Give the material again in full, matching it exactly.

*MATERIAL FOR THIS EXERCISE*
• • • •

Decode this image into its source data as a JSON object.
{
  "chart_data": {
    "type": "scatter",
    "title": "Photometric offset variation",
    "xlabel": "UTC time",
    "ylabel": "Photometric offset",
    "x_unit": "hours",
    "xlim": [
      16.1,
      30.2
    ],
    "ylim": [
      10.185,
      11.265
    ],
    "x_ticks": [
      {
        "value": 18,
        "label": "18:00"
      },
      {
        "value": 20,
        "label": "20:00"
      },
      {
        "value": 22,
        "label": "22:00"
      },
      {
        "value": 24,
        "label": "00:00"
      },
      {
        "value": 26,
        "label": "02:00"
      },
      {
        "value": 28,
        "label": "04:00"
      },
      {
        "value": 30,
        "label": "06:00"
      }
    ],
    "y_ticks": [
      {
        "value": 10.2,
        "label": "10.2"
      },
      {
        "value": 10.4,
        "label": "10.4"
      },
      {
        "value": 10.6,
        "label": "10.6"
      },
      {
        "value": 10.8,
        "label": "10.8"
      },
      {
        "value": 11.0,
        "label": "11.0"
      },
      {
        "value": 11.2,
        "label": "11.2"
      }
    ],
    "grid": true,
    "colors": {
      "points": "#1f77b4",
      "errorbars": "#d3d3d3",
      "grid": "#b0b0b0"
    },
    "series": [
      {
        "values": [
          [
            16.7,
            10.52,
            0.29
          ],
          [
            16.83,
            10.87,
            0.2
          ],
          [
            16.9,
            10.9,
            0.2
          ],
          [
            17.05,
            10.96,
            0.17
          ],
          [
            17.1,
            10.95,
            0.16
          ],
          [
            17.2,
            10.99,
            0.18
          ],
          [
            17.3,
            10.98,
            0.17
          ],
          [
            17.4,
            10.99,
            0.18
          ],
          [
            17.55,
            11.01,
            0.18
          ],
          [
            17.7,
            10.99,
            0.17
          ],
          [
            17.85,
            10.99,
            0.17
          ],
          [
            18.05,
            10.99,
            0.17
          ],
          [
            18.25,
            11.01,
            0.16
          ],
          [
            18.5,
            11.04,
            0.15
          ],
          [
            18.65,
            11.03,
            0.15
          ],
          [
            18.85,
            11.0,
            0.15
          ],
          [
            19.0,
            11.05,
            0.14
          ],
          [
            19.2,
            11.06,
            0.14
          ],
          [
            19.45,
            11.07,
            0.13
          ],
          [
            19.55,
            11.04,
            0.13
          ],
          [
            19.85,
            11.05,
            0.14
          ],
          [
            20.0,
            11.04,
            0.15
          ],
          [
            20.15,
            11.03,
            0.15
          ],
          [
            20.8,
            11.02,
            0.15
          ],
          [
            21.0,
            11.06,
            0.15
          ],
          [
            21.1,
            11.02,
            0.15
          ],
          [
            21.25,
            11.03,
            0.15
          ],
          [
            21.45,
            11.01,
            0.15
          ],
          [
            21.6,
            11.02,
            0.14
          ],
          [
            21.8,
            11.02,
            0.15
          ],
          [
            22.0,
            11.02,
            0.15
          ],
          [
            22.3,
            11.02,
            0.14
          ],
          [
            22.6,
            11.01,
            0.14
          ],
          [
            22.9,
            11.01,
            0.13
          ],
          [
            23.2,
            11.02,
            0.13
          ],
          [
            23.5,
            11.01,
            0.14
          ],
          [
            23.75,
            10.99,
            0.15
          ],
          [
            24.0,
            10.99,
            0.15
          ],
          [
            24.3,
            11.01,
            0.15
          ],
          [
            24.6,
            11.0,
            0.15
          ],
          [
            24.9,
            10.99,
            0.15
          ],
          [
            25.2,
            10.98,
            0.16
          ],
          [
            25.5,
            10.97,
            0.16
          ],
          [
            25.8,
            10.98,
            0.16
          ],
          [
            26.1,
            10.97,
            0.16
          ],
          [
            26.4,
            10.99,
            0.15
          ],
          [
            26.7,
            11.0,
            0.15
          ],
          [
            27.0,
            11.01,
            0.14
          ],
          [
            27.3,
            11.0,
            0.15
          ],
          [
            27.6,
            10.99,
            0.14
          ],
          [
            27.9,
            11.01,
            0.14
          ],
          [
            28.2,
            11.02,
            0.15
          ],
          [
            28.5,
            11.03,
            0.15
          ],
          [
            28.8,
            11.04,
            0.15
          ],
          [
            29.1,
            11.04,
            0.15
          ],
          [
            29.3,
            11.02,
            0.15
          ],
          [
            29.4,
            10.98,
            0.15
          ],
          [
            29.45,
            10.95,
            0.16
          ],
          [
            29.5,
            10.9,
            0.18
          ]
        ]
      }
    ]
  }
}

• • • •

*EXPECTED OUTPUT*
Decode this image into its source data as a JSON object.
{
  "chart_data": {
    "type": "scatter",
    "title": "Photometric offset variation",
    "xlabel": "UTC time",
    "ylabel": "Photometric offset",
    "x_unit": "hours",
    "xlim": [
      16.1,
      30.2
    ],
    "ylim": [
      10.185,
      11.265
    ],
    "x_ticks": [
      {
        "value": 18,
        "label": "18:00"
      },
      {
        "value": 20,
        "label": "20:00"
      },
      {
        "value": 22,
        "label": "22:00"
      },
      {
        "value": 24,
        "label": "00:00"
      },
      {
        "value": 26,
        "label": "02:00"
      },
      {
        "value": 28,
        "label": "04:00"
      },
      {
        "value": 30,
        "label": "06:00"
      }
    ],
    "y_ticks": [
      {
        "value": 10.2,
        "label": "10.2"
      },
      {
        "value": 10.4,
        "label": "10.4"
      },
      {
        "value": 10.6,
        "label": "10.6"
      },
      {
        "value": 10.8,
        "label": "10.8"
      },
      {
        "value": 11.0,
        "label": "11.0"
      },
      {
        "value": 11.2,
        "label": "11.2"
      }
    ],
    "grid": true,
    "colors": {
      "points": "#1f77b4",
      "errorbars": "#d3d3d3",
      "grid": "#b0b0b0"
    },
    "series": [
      {
        "values": [
          [
            16.7,
            10.52,
            0.29
          ],
          [
            16.83,
            10.87,
            0.2
          ],
          [
            16.9,
            10.9,
            0.2
          ],
          [
            17.05,
            10.96,
            0.17
          ],
          [
            17.1,
            10.95,
            0.16
          ],
          [
            17.2,
            10.99,
            0.18
          ],
          [
            17.3,
            10.98,
            0.17
          ],
          [
            17.4,
            10.99,
            0.18
          ],
          [
            17.55,
            11.01,
            0.18
          ],
          [
            17.7,
            10.99,
            0.17
          ],
          [
            17.85,
            10.99,
            0.17
          ],
          [
            18.05,
            10.99,
            0.17
          ],
          [
            18.25,
            11.01,
            0.16
          ],
          [
            18.5,
            11.04,
            0.15
          ],
          [
            18.65,
            11.03,
            0.15
          ],
          [
            18.85,
            11.0,
            0.15
          ],
          [
            19.0,
            11.05,
            0.14
          ],
          [
            19.2,
            11.06,
            0.14
          ],
          [
            19.45,
            11.07,
            0.13
          ],
          [
            19.55,
            11.04,
            0.13
          ],
          [
            19.85,
            11.05,
            0.14
          ],
          [
            20.0,
            11.04,
            0.15
          ],
          [
            20.15,
            11.03,
            0.15
          ],
          [
            20.8,
            11.02,
            0.15
          ],
          [
            21.0,
            11.06,
            0.15
          ],
          [
            21.1,
            11.02,
            0.15
          ],
          [
            21.25,
            11.03,
            0.15
          ],
          [
            21.45,
            11.01,
            0.15
          ],
          [
            21.6,
            11.02,
            0.14
          ],
          [
            21.8,
            11.02,
            0.15
          ],
          [
            22.0,
            11.02,
            0.15
          ],
          [
            22.3,
            11.02,
            0.14
          ],
          [
            22.6,
            11.01,
            0.14
          ],
          [
            22.9,
            11.01,
            0.13
          ],
          [
            23.2,
            11.02,
            0.13
          ],
          [
            23.5,
            11.01,
            0.14
          ],
          [
            23.75,
            10.99,
            0.15
          ],
          [
            24.0,
            10.99,
            0.15
          ],
          [
            24.3,
            11.01,
            0.15
          ],
          [
            24.6,
            11.0,
            0.15
          ],
          [
            24.9,
            10.99,
            0.15
          ],
          [
            25.2,
            10.98,
            0.16
          ],
          [
            25.5,
            10.97,
            0.16
          ],
          [
            25.8,
            10.98,
            0.16
          ],
          [
            26.1,
            10.97,
            0.16
          ],
          [
            26.4,
            10.99,
            0.15
          ],
          [
            26.7,
            11.0,
            0.15
          ],
          [
            27.0,
            11.01,
            0.14
          ],
          [
            27.3,
            11.0,
            0.15
          ],
          [
            27.6,
            10.99,
            0.14
          ],
          [
            27.9,
            11.01,
            0.14
          ],
          [
            28.2,
            11.02,
            0.15
          ],
          [
            28.5,
            11.03,
            0.15
          ],
          [
            28.8,
            11.04,
            0.15
          ],
          [
            29.1,
            11.04,
            0.15
          ],
          [
            29.3,
            11.02,
            0.15
          ],
          [
            29.4,
            10.98,
            0.15
          ],
          [
            29.45,
            10.95,
            0.16
          ],
          [
            29.5,
            10.9,
            0.18
          ]
        ]
      }
    ]
  }
}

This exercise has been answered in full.